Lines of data
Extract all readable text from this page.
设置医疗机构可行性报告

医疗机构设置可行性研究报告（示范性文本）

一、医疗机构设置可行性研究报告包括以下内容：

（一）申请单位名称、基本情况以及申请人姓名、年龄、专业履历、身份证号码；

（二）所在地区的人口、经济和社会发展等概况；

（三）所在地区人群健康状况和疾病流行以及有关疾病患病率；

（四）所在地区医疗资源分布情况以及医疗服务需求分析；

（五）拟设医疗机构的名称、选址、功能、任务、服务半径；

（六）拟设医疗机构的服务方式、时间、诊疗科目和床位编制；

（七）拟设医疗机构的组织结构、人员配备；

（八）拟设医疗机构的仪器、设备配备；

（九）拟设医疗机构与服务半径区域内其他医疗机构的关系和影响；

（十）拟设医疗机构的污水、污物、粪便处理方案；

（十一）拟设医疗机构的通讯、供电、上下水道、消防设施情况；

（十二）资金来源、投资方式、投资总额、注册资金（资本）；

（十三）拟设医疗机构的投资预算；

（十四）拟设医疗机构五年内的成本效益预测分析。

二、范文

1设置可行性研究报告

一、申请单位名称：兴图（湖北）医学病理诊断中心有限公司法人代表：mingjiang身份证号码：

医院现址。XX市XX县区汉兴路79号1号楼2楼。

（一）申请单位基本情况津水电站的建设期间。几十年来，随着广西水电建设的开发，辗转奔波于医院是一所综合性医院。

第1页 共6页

* Task requirements: Copy each line of the data exactly, leaving nothing out.

* Written response:
Extract all readable text from this page.
设置医疗机构可行性报告

医疗机构设置可行性研究报告（示范性文本）

一、医疗机构设置可行性研究报告包括以下内容：

（一）申请单位名称、基本情况以及申请人姓名、年龄、专业履历、身份证号码；

（二）所在地区的人口、经济和社会发展等概况；

（三）所在地区人群健康状况和疾病流行以及有关疾病患病率；

（四）所在地区医疗资源分布情况以及医疗服务需求分析；

（五）拟设医疗机构的名称、选址、功能、任务、服务半径；

（六）拟设医疗机构的服务方式、时间、诊疗科目和床位编制；

（七）拟设医疗机构的组织结构、人员配备；

（八）拟设医疗机构的仪器、设备配备；

（九）拟设医疗机构与服务半径区域内其他医疗机构的关系和影响；

（十）拟设医疗机构的污水、污物、粪便处理方案；

（十一）拟设医疗机构的通讯、供电、上下水道、消防设施情况；

（十二）资金来源、投资方式、投资总额、注册资金（资本）；

（十三）拟设医疗机构的投资预算；

（十四）拟设医疗机构五年内的成本效益预测分析。

二、范文

1设置可行性研究报告

一、申请单位名称：兴图（湖北）医学病理诊断中心有限公司法人代表：mingjiang身份证号码：

医院现址。XX市XX县区汉兴路79号1号楼2楼。

（一）申请单位基本情况津水电站的建设期间。几十年来，随着广西水电建设的开发，辗转奔波于医院是一所综合性医院。

第1页 共6页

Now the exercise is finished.